## YOUR TASK
Give the number of lines below that contain the word "Game", and nothing else.

Extracted records
====
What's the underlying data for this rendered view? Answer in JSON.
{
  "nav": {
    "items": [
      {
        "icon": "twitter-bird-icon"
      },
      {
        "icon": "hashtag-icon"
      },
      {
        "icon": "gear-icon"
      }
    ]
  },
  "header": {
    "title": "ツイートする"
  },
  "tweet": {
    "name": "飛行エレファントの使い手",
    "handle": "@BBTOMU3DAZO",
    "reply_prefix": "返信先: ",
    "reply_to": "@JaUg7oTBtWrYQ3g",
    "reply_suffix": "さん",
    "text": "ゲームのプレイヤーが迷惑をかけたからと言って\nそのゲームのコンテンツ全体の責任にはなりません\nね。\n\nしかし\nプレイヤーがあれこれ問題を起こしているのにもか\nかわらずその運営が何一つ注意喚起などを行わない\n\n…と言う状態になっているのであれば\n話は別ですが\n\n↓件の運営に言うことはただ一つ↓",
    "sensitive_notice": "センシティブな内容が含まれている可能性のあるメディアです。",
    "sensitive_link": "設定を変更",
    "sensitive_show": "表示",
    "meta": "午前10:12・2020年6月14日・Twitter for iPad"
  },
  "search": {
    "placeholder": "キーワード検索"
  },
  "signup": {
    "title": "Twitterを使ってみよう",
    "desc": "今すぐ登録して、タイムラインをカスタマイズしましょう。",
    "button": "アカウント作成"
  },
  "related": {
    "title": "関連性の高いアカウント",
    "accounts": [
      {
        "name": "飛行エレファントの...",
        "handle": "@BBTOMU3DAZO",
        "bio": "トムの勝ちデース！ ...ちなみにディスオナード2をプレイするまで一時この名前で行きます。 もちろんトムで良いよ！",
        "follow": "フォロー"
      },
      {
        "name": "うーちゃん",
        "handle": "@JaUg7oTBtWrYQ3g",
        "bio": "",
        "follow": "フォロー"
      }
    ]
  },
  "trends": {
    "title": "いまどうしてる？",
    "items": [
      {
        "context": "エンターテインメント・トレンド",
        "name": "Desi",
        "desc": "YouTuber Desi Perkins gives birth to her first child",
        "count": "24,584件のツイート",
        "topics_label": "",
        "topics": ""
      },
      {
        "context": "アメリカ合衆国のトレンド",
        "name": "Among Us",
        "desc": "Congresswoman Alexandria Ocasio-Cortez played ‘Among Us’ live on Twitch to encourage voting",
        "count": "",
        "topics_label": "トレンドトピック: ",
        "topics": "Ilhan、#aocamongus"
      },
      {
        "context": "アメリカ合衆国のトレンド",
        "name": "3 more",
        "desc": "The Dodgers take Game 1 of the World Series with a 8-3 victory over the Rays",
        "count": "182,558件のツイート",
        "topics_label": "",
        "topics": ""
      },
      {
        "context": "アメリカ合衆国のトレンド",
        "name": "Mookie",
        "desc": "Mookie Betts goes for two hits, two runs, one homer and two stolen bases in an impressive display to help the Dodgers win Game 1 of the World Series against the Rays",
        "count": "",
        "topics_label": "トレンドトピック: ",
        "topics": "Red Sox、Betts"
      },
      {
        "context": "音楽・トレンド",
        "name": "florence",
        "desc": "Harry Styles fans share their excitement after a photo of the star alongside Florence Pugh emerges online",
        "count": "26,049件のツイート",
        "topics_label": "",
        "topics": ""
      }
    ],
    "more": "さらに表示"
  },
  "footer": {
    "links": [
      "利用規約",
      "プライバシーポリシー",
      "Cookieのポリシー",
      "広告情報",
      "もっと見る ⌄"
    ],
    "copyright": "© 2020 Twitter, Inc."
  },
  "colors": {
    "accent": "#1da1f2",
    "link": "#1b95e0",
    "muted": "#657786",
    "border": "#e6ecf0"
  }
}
====
## WRITTEN REPLY
2